▶ WHAT THE TASK ASKS: Output each entry verbatim and exclude every picture from it.

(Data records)

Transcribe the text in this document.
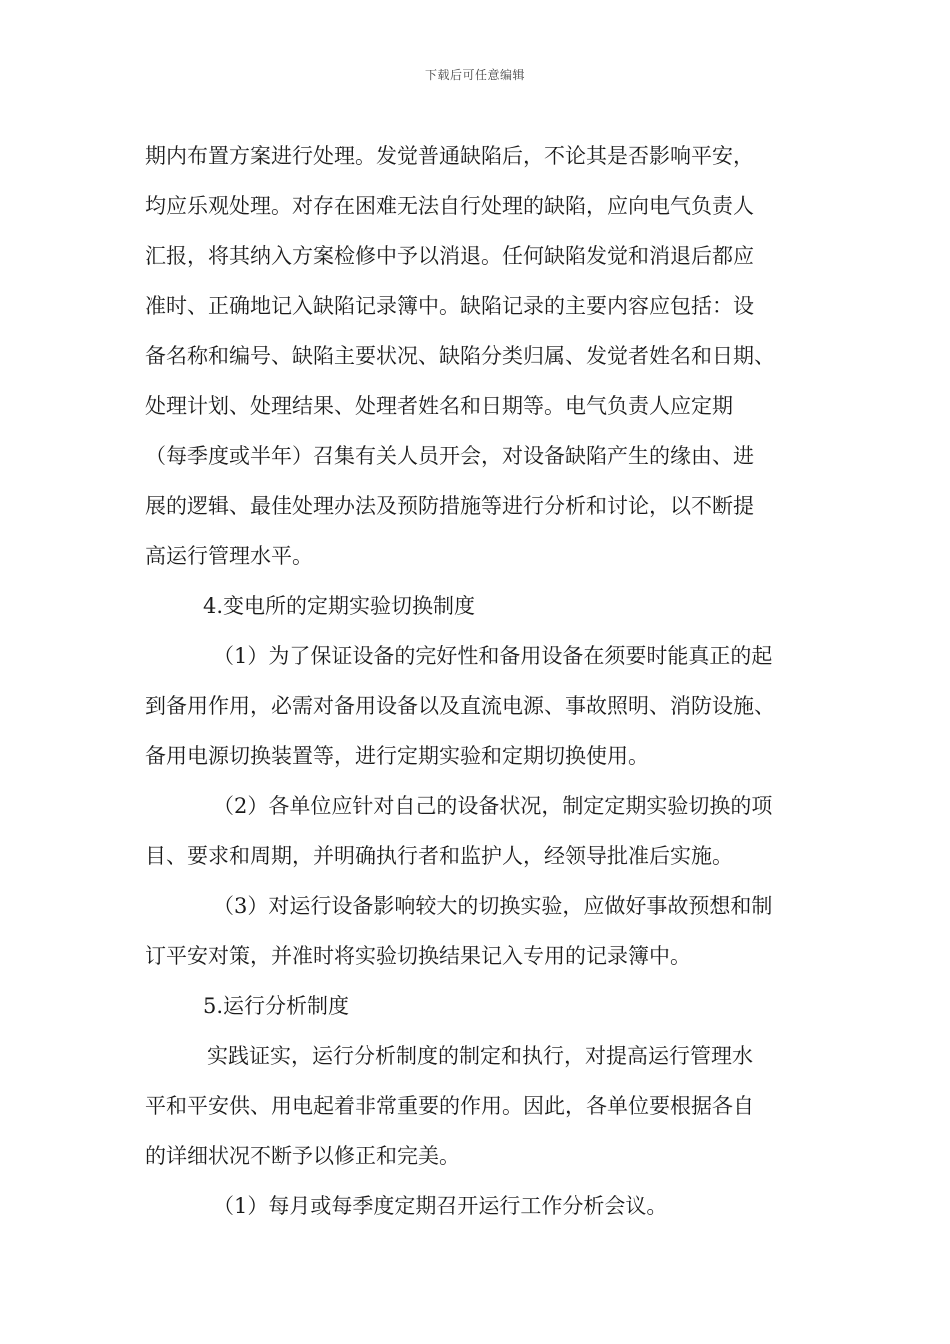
下载后可任意编辑
期内布置方案进行处理。发觉普通缺陷后，不论其是否影响平安，
均应乐观处理。对存在困难无法自行处理的缺陷，应向电气负责人
汇报，将其纳入方案检修中予以消退。任何缺陷发觉和消退后都应
准时、正确地记入缺陷记录簿中。缺陷记录的主要内容应包括：设
备名称和编号、缺陷主要状况、缺陷分类归属、发觉者姓名和日期、
处理计划、处理结果、处理者姓名和日期等。电气负责人应定期
（每季度或半年）召集有关人员开会，对设备缺陷产生的缘由、进
展的逻辑、最佳处理办法及预防措施等进行分析和讨论，以不断提
高运行管理水平。
4.变电所的定期实验切换制度
（1）为了保证设备的完好性和备用设备在须要时能真正的起
到备用作用，必需对备用设备以及直流电源、事故照明、消防设施、
备用电源切换装置等，进行定期实验和定期切换使用。
（2）各单位应针对自己的设备状况，制定定期实验切换的项
目、要求和周期，并明确执行者和监护人，经领导批准后实施。
（3）对运行设备影响较大的切换实验，应做好事故预想和制
订平安对策，并准时将实验切换结果记入专用的记录簿中。
5.运行分析制度
实践证实，运行分析制度的制定和执行，对提高运行管理水
平和平安供、用电起着非常重要的作用。因此，各单位要根据各自
的详细状况不断予以修正和完美。
（1）每月或每季度定期召开运行工作分析会议。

▶ ANSWER IN FULL:
Transcribe the text in this document.
下载后可任意编辑
期内布置方案进行处理。发觉普通缺陷后，不论其是否影响平安，
均应乐观处理。对存在困难无法自行处理的缺陷，应向电气负责人
汇报，将其纳入方案检修中予以消退。任何缺陷发觉和消退后都应
准时、正确地记入缺陷记录簿中。缺陷记录的主要内容应包括：设
备名称和编号、缺陷主要状况、缺陷分类归属、发觉者姓名和日期、
处理计划、处理结果、处理者姓名和日期等。电气负责人应定期
（每季度或半年）召集有关人员开会，对设备缺陷产生的缘由、进
展的逻辑、最佳处理办法及预防措施等进行分析和讨论，以不断提
高运行管理水平。
4.变电所的定期实验切换制度
（1）为了保证设备的完好性和备用设备在须要时能真正的起
到备用作用，必需对备用设备以及直流电源、事故照明、消防设施、
备用电源切换装置等，进行定期实验和定期切换使用。
（2）各单位应针对自己的设备状况，制定定期实验切换的项
目、要求和周期，并明确执行者和监护人，经领导批准后实施。
（3）对运行设备影响较大的切换实验，应做好事故预想和制
订平安对策，并准时将实验切换结果记入专用的记录簿中。
5.运行分析制度
实践证实，运行分析制度的制定和执行，对提高运行管理水
平和平安供、用电起着非常重要的作用。因此，各单位要根据各自
的详细状况不断予以修正和完美。
（1）每月或每季度定期召开运行工作分析会议。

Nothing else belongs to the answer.